* [Supplied material]
====

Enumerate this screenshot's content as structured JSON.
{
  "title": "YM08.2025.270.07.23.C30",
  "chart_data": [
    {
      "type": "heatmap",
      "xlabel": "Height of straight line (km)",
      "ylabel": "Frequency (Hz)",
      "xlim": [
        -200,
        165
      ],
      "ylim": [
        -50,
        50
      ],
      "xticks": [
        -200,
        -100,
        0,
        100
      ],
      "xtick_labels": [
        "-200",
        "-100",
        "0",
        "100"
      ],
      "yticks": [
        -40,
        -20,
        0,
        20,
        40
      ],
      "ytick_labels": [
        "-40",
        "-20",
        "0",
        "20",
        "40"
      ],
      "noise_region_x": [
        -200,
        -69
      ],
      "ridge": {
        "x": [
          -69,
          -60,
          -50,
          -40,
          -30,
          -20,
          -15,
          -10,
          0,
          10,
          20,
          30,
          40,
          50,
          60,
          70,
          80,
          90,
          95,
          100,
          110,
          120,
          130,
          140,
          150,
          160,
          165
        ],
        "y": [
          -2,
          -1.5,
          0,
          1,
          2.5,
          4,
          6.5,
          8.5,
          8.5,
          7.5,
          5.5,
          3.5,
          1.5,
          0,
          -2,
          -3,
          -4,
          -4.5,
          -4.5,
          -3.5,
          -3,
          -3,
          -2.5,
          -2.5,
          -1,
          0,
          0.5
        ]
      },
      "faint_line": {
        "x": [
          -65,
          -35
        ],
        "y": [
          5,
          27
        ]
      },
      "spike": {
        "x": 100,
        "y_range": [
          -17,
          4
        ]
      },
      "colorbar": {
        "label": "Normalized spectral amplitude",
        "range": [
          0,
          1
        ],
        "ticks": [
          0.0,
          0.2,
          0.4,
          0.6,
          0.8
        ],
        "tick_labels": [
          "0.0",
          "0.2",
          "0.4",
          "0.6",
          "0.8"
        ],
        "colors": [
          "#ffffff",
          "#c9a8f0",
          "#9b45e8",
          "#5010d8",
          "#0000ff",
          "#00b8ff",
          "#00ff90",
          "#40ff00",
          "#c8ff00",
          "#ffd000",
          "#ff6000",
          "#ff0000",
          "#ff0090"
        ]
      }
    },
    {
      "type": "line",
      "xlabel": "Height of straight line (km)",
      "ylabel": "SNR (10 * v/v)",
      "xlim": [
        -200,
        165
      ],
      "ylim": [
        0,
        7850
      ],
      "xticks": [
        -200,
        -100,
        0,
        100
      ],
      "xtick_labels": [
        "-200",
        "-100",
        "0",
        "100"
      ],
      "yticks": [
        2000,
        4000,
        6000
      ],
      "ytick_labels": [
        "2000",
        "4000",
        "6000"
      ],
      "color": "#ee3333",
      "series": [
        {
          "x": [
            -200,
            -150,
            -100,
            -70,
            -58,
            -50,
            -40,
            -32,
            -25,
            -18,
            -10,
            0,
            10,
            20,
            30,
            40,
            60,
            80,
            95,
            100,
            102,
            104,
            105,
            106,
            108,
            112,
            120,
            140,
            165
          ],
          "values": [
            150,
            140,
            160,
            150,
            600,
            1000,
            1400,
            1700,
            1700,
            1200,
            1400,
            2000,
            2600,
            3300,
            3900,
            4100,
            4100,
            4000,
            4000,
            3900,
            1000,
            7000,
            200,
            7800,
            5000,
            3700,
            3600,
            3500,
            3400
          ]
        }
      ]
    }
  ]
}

====

* [Stated task]
Reproduce each line verbatim.

* [Answer to this task]
Enumerate this screenshot's content as structured JSON.
{
  "title": "YM08.2025.270.07.23.C30",
  "chart_data": [
    {
      "type": "heatmap",
      "xlabel": "Height of straight line (km)",
      "ylabel": "Frequency (Hz)",
      "xlim": [
        -200,
        165
      ],
      "ylim": [
        -50,
        50
      ],
      "xticks": [
        -200,
        -100,
        0,
        100
      ],
      "xtick_labels": [
        "-200",
        "-100",
        "0",
        "100"
      ],
      "yticks": [
        -40,
        -20,
        0,
        20,
        40
      ],
      "ytick_labels": [
        "-40",
        "-20",
        "0",
        "20",
        "40"
      ],
      "noise_region_x": [
        -200,
        -69
      ],
      "ridge": {
        "x": [
          -69,
          -60,
          -50,
          -40,
          -30,
          -20,
          -15,
          -10,
          0,
          10,
          20,
          30,
          40,
          50,
          60,
          70,
          80,
          90,
          95,
          100,
          110,
          120,
          130,
          140,
          150,
          160,
          165
        ],
        "y": [
          -2,
          -1.5,
          0,
          1,
          2.5,
          4,
          6.5,
          8.5,
          8.5,
          7.5,
          5.5,
          3.5,
          1.5,
          0,
          -2,
          -3,
          -4,
          -4.5,
          -4.5,
          -3.5,
          -3,
          -3,
          -2.5,
          -2.5,
          -1,
          0,
          0.5
        ]
      },
      "faint_line": {
        "x": [
          -65,
          -35
        ],
        "y": [
          5,
          27
        ]
      },
      "spike": {
        "x": 100,
        "y_range": [
          -17,
          4
        ]
      },
      "colorbar": {
        "label": "Normalized spectral amplitude",
        "range": [
          0,
          1
        ],
        "ticks": [
          0.0,
          0.2,
          0.4,
          0.6,
          0.8
        ],
        "tick_labels": [
          "0.0",
          "0.2",
          "0.4",
          "0.6",
          "0.8"
        ],
        "colors": [
          "#ffffff",
          "#c9a8f0",
          "#9b45e8",
          "#5010d8",
          "#0000ff",
          "#00b8ff",
          "#00ff90",
          "#40ff00",
          "#c8ff00",
          "#ffd000",
          "#ff6000",
          "#ff0000",
          "#ff0090"
        ]
      }
    },
    {
      "type": "line",
      "xlabel": "Height of straight line (km)",
      "ylabel": "SNR (10 * v/v)",
      "xlim": [
        -200,
        165
      ],
      "ylim": [
        0,
        7850
      ],
      "xticks": [
        -200,
        -100,
        0,
        100
      ],
      "xtick_labels": [
        "-200",
        "-100",
        "0",
        "100"
      ],
      "yticks": [
        2000,
        4000,
        6000
      ],
      "ytick_labels": [
        "2000",
        "4000",
        "6000"
      ],
      "color": "#ee3333",
      "series": [
        {
          "x": [
            -200,
            -150,
            -100,
            -70,
            -58,
            -50,
            -40,
            -32,
            -25,
            -18,
            -10,
            0,
            10,
            20,
            30,
            40,
            60,
            80,
            95,
            100,
            102,
            104,
            105,
            106,
            108,
            112,
            120,
            140,
            165
          ],
          "values": [
            150,
            140,
            160,
            150,
            600,
            1000,
            1400,
            1700,
            1700,
            1200,
            1400,
            2000,
            2600,
            3300,
            3900,
            4100,
            4100,
            4000,
            4000,
            3900,
            1000,
            7000,
            200,
            7800,
            5000,
            3700,
            3600,
            3500,
            3400
          ]
        }
      ]
    }
  ]
}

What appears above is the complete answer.